__Stated exercise__
Return all the data below as it stands, minus the pictures.

___ The data

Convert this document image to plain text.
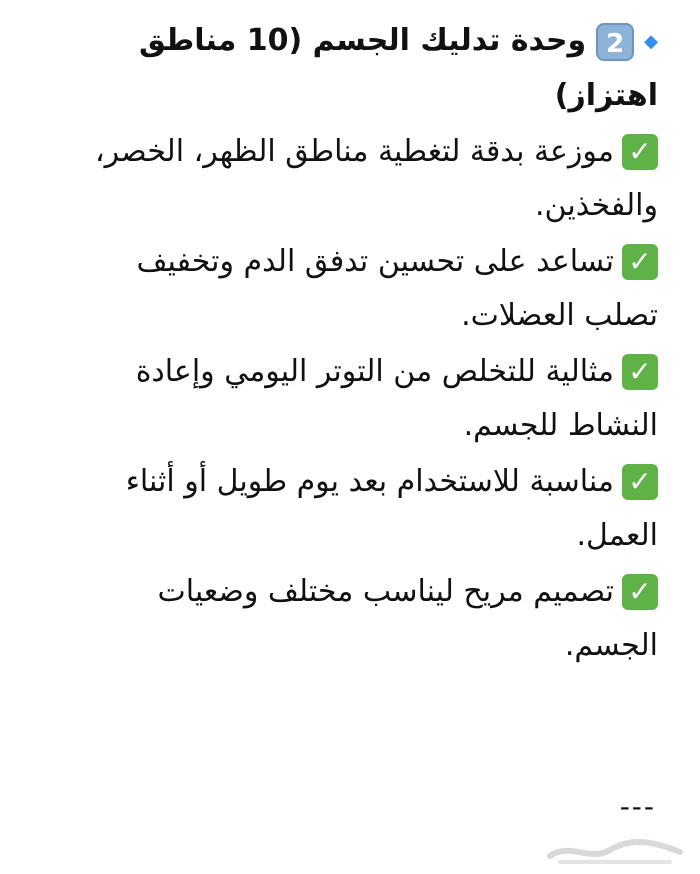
◆2وحدة تدليك الجسم (10 مناطق اهتزاز)
✓موزعة بدقة لتغطية مناطق الظهر، الخصر، والفخذين.
✓تساعد على تحسين تدفق الدم وتخفيف تصلب العضلات.
✓مثالية للتخلص من التوتر اليومي وإعادة النشاط للجسم.
✓مناسبة للاستخدام بعد يوم طويل أو أثناء العمل.
✓تصميم مريح ليناسب مختلف وضعيات الجسم.
---
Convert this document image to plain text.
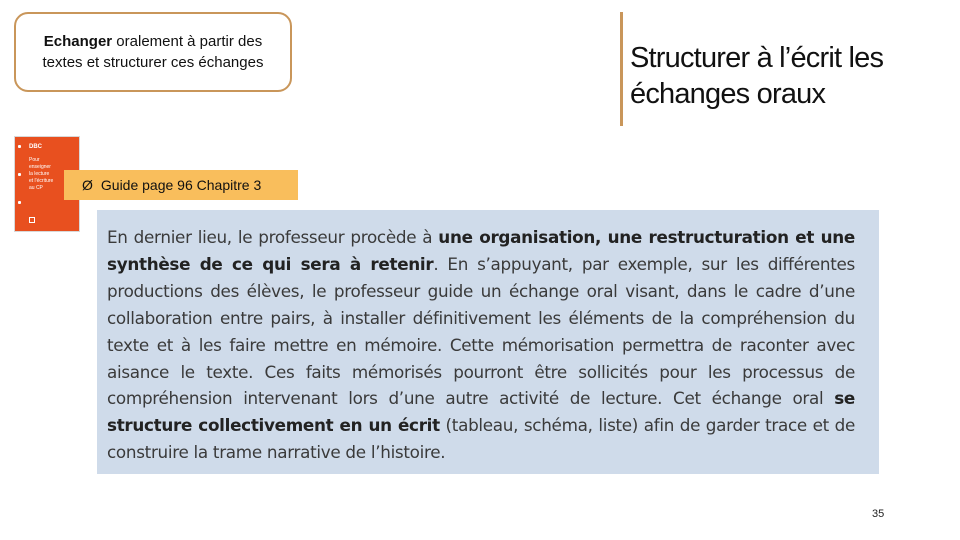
Echanger oralement à partir des textes et structurer ces échanges	Structurer à l’écrit les échanges oraux
DBC
Pour
enseigner
la lecture
et l'écriture
au CP	Ø Guide page 96 Chapitre 3
En dernier lieu, le professeur procède à une organisation, une restructuration et une synthèse de ce qui sera à retenir. En s’appuyant, par exemple, sur les différentes productions des élèves, le professeur guide un échange oral visant, dans le cadre d’une collaboration entre pairs, à installer définitivement les éléments de la compréhension du texte et à les faire mettre en mémoire. Cette mémorisation permettra de raconter avec aisance le texte. Ces faits mémorisés pourront être sollicités pour les processus de compréhension intervenant lors d’une autre activité de lecture. Cet échange oral se structure collectivement en un écrit (tableau, schéma, liste) afin de garder trace et de construire la trame narrative de l’histoire.
35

______

__Written solution__
Convert this document image to plain text.
◆2وحدة تدليك الجسم (10 مناطق اهتزاز)
✓موزعة بدقة لتغطية مناطق الظهر، الخصر، والفخذين.
✓تساعد على تحسين تدفق الدم وتخفيف تصلب العضلات.
✓مثالية للتخلص من التوتر اليومي وإعادة النشاط للجسم.
✓مناسبة للاستخدام بعد يوم طويل أو أثناء العمل.
✓تصميم مريح ليناسب مختلف وضعيات الجسم.
---
Convert this document image to plain text.
Echanger oralement à partir des textes et structurer ces échanges	Structurer à l’écrit les échanges oraux
DBC
Pour
enseigner
la lecture
et l'écriture
au CP	Ø Guide page 96 Chapitre 3
En dernier lieu, le professeur procède à une organisation, une restructuration et une synthèse de ce qui sera à retenir. En s’appuyant, par exemple, sur les différentes productions des élèves, le professeur guide un échange oral visant, dans le cadre d’une collaboration entre pairs, à installer définitivement les éléments de la compréhension du texte et à les faire mettre en mémoire. Cette mémorisation permettra de raconter avec aisance le texte. Ces faits mémorisés pourront être sollicités pour les processus de compréhension intervenant lors d’une autre activité de lecture. Cet échange oral se structure collectivement en un écrit (tableau, schéma, liste) afin de garder trace et de construire la trame narrative de l’histoire.
35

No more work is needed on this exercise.